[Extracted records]

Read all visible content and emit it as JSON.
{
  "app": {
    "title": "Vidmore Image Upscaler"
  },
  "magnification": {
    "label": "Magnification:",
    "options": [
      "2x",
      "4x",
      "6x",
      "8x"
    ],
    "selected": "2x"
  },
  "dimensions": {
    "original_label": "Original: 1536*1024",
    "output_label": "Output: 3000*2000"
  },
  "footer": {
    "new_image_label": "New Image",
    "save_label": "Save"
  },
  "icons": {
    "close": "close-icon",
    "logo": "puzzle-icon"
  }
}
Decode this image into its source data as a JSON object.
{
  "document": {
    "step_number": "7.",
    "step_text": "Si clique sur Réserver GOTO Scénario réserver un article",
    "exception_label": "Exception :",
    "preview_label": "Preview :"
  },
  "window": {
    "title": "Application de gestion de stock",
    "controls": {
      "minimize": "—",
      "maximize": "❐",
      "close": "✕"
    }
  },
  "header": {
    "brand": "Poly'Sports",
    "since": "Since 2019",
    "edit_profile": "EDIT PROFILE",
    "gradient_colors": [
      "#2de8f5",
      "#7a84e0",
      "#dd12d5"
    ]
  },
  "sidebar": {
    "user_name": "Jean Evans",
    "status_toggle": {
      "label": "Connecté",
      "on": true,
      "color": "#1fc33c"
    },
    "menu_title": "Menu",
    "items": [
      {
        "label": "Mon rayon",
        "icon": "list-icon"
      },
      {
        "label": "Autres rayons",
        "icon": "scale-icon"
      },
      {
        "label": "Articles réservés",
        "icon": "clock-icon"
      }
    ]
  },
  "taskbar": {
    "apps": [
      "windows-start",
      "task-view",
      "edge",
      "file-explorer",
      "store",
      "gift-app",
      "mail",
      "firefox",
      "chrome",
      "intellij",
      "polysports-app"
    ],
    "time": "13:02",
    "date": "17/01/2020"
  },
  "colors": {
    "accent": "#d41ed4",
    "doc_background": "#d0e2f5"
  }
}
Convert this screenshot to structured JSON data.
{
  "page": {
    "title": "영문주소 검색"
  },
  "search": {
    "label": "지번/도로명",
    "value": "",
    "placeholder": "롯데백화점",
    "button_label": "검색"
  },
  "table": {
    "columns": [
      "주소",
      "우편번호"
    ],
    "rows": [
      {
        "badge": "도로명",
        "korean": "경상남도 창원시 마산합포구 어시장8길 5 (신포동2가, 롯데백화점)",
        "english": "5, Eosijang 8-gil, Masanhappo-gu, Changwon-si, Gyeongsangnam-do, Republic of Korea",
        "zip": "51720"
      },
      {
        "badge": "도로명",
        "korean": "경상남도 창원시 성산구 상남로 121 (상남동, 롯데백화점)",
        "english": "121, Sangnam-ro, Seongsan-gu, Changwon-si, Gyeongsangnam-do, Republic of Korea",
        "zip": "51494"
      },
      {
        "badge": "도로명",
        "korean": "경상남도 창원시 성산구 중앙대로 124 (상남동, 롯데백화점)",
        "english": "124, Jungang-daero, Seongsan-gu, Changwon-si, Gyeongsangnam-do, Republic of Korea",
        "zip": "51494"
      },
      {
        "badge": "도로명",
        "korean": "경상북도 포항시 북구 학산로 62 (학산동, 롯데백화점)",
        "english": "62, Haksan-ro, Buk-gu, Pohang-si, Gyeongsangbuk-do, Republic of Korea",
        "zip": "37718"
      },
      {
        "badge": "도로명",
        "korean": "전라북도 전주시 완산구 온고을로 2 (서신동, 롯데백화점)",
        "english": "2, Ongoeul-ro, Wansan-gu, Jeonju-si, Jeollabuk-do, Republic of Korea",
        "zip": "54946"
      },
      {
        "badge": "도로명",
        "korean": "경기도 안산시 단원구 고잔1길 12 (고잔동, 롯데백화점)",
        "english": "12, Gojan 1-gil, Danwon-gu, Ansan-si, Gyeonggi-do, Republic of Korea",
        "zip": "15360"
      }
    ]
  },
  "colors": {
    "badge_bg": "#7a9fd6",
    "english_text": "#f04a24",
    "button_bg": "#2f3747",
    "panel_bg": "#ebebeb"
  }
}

What you should do:
From the data above, copy each line where the string "this" appears.

Answer to the problem:
Decode this image into its source data as a JSON object.
Convert this screenshot to structured JSON data.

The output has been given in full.